### [Data to use]

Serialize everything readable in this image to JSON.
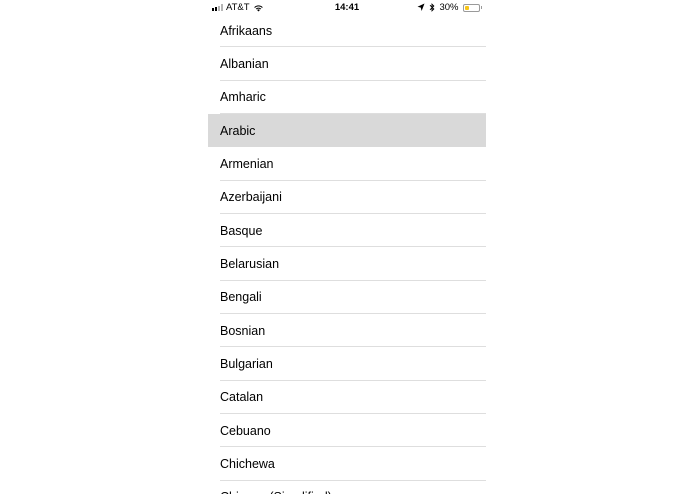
{
  "status_bar": {
    "carrier": "AT&T",
    "time": "14:41",
    "battery_percent": "30%",
    "battery_level": 0.3,
    "signal_bars_on": 2,
    "signal_bars_total": 4,
    "battery_color": "#f7c517"
  },
  "languages": {
    "selected": "Arabic",
    "items": [
      {
        "label": "Afrikaans"
      },
      {
        "label": "Albanian"
      },
      {
        "label": "Amharic"
      },
      {
        "label": "Arabic"
      },
      {
        "label": "Armenian"
      },
      {
        "label": "Azerbaijani"
      },
      {
        "label": "Basque"
      },
      {
        "label": "Belarusian"
      },
      {
        "label": "Bengali"
      },
      {
        "label": "Bosnian"
      },
      {
        "label": "Bulgarian"
      },
      {
        "label": "Catalan"
      },
      {
        "label": "Cebuano"
      },
      {
        "label": "Chichewa"
      },
      {
        "label": "Chinese (Simplified)"
      }
    ]
  },
  "colors": {
    "selected_row": "#d9d9d9",
    "separator": "#dedede"
  }
}
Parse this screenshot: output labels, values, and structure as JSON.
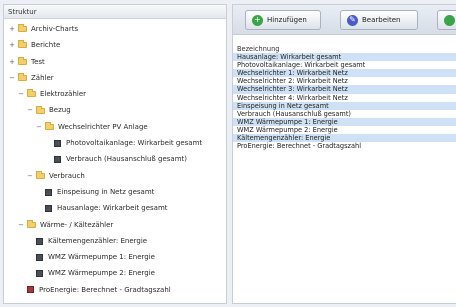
{
  "tree": {
    "header": "Struktur",
    "items": [
      {
        "label": "Archiv-Charts",
        "toggle": "+",
        "kind": "folder",
        "depth": 0
      },
      {
        "label": "Berichte",
        "toggle": "+",
        "kind": "folder",
        "depth": 0
      },
      {
        "label": "Test",
        "toggle": "+",
        "kind": "folder",
        "depth": 0
      },
      {
        "label": "Zähler",
        "toggle": "−",
        "kind": "folder",
        "depth": 0
      },
      {
        "label": "Elektrozähler",
        "toggle": "−",
        "kind": "folder",
        "depth": 1
      },
      {
        "label": "Bezug",
        "toggle": "−",
        "kind": "folder",
        "depth": 2
      },
      {
        "label": "Wechselrichter PV Anlage",
        "toggle": "−",
        "kind": "folder",
        "depth": 3
      },
      {
        "label": "Photovoltaikanlage: Wirkarbeit gesamt",
        "toggle": "",
        "kind": "leaf",
        "depth": 4
      },
      {
        "label": "Verbrauch (Hausanschluß gesamt)",
        "toggle": "",
        "kind": "leaf",
        "depth": 4
      },
      {
        "label": "Verbrauch",
        "toggle": "−",
        "kind": "folder",
        "depth": 2
      },
      {
        "label": "Einspeisung in Netz gesamt",
        "toggle": "",
        "kind": "leaf",
        "depth": 3
      },
      {
        "label": "Hausanlage: Wirkarbeit gesamt",
        "toggle": "",
        "kind": "leaf",
        "depth": 3
      },
      {
        "label": "Wärme- / Kältezähler",
        "toggle": "−",
        "kind": "folder",
        "depth": 1
      },
      {
        "label": "Kältemengenzähler: Energie",
        "toggle": "",
        "kind": "leaf",
        "depth": 2
      },
      {
        "label": "WMZ Wärmepumpe 1: Energie",
        "toggle": "",
        "kind": "leaf",
        "depth": 2
      },
      {
        "label": "WMZ Wärmepumpe 2: Energie",
        "toggle": "",
        "kind": "leaf",
        "depth": 2
      },
      {
        "label": "ProEnergie: Berechnet - Gradtagszahl",
        "toggle": "",
        "kind": "leaf-red",
        "depth": 1
      }
    ]
  },
  "toolbar": {
    "add_label": "Hinzufügen",
    "add_icon": "plus-icon",
    "edit_label": "Bearbeiten",
    "edit_icon": "pencil-icon"
  },
  "list": {
    "header": "Bezeichnung",
    "rows": [
      {
        "label": "Hausanlage: Wirkarbeit gesamt",
        "highlight": true
      },
      {
        "label": "Photovoltaikanlage: Wirkarbeit gesamt",
        "highlight": false
      },
      {
        "label": "Wechselrichter 1: Wirkarbeit Netz",
        "highlight": true
      },
      {
        "label": "Wechselrichter 2: Wirkarbeit Netz",
        "highlight": false
      },
      {
        "label": "Wechselrichter 3: Wirkarbeit Netz",
        "highlight": true
      },
      {
        "label": "Wechselrichter 4: Wirkarbeit Netz",
        "highlight": false
      },
      {
        "label": "Einspeisung in Netz gesamt",
        "highlight": true
      },
      {
        "label": "Verbrauch (Hausanschluß gesamt)",
        "highlight": false
      },
      {
        "label": "WMZ Wärmepumpe 1: Energie",
        "highlight": true
      },
      {
        "label": "WMZ Wärmepumpe 2: Energie",
        "highlight": false
      },
      {
        "label": "Kältemengenzähler: Energie",
        "highlight": true
      },
      {
        "label": "ProEnergie: Berechnet - Gradtagszahl",
        "highlight": false
      }
    ]
  },
  "colors": {
    "highlight_row": "#cfe1f4",
    "add_icon": "#3aa548",
    "edit_icon": "#4a5cc7",
    "folder": "#f2cf6a"
  }
}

### [Your objective]
Your copy should hold every record word for word and none of the pictures.

### [Solution below]
Serialize everything readable in this image to JSON.
{
  "status_bar": {
    "carrier": "AT&T",
    "time": "14:41",
    "battery_percent": "30%",
    "battery_level": 0.3,
    "signal_bars_on": 2,
    "signal_bars_total": 4,
    "battery_color": "#f7c517"
  },
  "languages": {
    "selected": "Arabic",
    "items": [
      {
        "label": "Afrikaans"
      },
      {
        "label": "Albanian"
      },
      {
        "label": "Amharic"
      },
      {
        "label": "Arabic"
      },
      {
        "label": "Armenian"
      },
      {
        "label": "Azerbaijani"
      },
      {
        "label": "Basque"
      },
      {
        "label": "Belarusian"
      },
      {
        "label": "Bengali"
      },
      {
        "label": "Bosnian"
      },
      {
        "label": "Bulgarian"
      },
      {
        "label": "Catalan"
      },
      {
        "label": "Cebuano"
      },
      {
        "label": "Chichewa"
      },
      {
        "label": "Chinese (Simplified)"
      }
    ]
  },
  "colors": {
    "selected_row": "#d9d9d9",
    "separator": "#dedede"
  }
}
Parse this screenshot: output labels, values, and structure as JSON.
{
  "tree": {
    "header": "Struktur",
    "items": [
      {
        "label": "Archiv-Charts",
        "toggle": "+",
        "kind": "folder",
        "depth": 0
      },
      {
        "label": "Berichte",
        "toggle": "+",
        "kind": "folder",
        "depth": 0
      },
      {
        "label": "Test",
        "toggle": "+",
        "kind": "folder",
        "depth": 0
      },
      {
        "label": "Zähler",
        "toggle": "−",
        "kind": "folder",
        "depth": 0
      },
      {
        "label": "Elektrozähler",
        "toggle": "−",
        "kind": "folder",
        "depth": 1
      },
      {
        "label": "Bezug",
        "toggle": "−",
        "kind": "folder",
        "depth": 2
      },
      {
        "label": "Wechselrichter PV Anlage",
        "toggle": "−",
        "kind": "folder",
        "depth": 3
      },
      {
        "label": "Photovoltaikanlage: Wirkarbeit gesamt",
        "toggle": "",
        "kind": "leaf",
        "depth": 4
      },
      {
        "label": "Verbrauch (Hausanschluß gesamt)",
        "toggle": "",
        "kind": "leaf",
        "depth": 4
      },
      {
        "label": "Verbrauch",
        "toggle": "−",
        "kind": "folder",
        "depth": 2
      },
      {
        "label": "Einspeisung in Netz gesamt",
        "toggle": "",
        "kind": "leaf",
        "depth": 3
      },
      {
        "label": "Hausanlage: Wirkarbeit gesamt",
        "toggle": "",
        "kind": "leaf",
        "depth": 3
      },
      {
        "label": "Wärme- / Kältezähler",
        "toggle": "−",
        "kind": "folder",
        "depth": 1
      },
      {
        "label": "Kältemengenzähler: Energie",
        "toggle": "",
        "kind": "leaf",
        "depth": 2
      },
      {
        "label": "WMZ Wärmepumpe 1: Energie",
        "toggle": "",
        "kind": "leaf",
        "depth": 2
      },
      {
        "label": "WMZ Wärmepumpe 2: Energie",
        "toggle": "",
        "kind": "leaf",
        "depth": 2
      },
      {
        "label": "ProEnergie: Berechnet - Gradtagszahl",
        "toggle": "",
        "kind": "leaf-red",
        "depth": 1
      }
    ]
  },
  "toolbar": {
    "add_label": "Hinzufügen",
    "add_icon": "plus-icon",
    "edit_label": "Bearbeiten",
    "edit_icon": "pencil-icon"
  },
  "list": {
    "header": "Bezeichnung",
    "rows": [
      {
        "label": "Hausanlage: Wirkarbeit gesamt",
        "highlight": true
      },
      {
        "label": "Photovoltaikanlage: Wirkarbeit gesamt",
        "highlight": false
      },
      {
        "label": "Wechselrichter 1: Wirkarbeit Netz",
        "highlight": true
      },
      {
        "label": "Wechselrichter 2: Wirkarbeit Netz",
        "highlight": false
      },
      {
        "label": "Wechselrichter 3: Wirkarbeit Netz",
        "highlight": true
      },
      {
        "label": "Wechselrichter 4: Wirkarbeit Netz",
        "highlight": false
      },
      {
        "label": "Einspeisung in Netz gesamt",
        "highlight": true
      },
      {
        "label": "Verbrauch (Hausanschluß gesamt)",
        "highlight": false
      },
      {
        "label": "WMZ Wärmepumpe 1: Energie",
        "highlight": true
      },
      {
        "label": "WMZ Wärmepumpe 2: Energie",
        "highlight": false
      },
      {
        "label": "Kältemengenzähler: Energie",
        "highlight": true
      },
      {
        "label": "ProEnergie: Berechnet - Gradtagszahl",
        "highlight": false
      }
    ]
  },
  "colors": {
    "highlight_row": "#cfe1f4",
    "add_icon": "#3aa548",
    "edit_icon": "#4a5cc7",
    "folder": "#f2cf6a"
  }
}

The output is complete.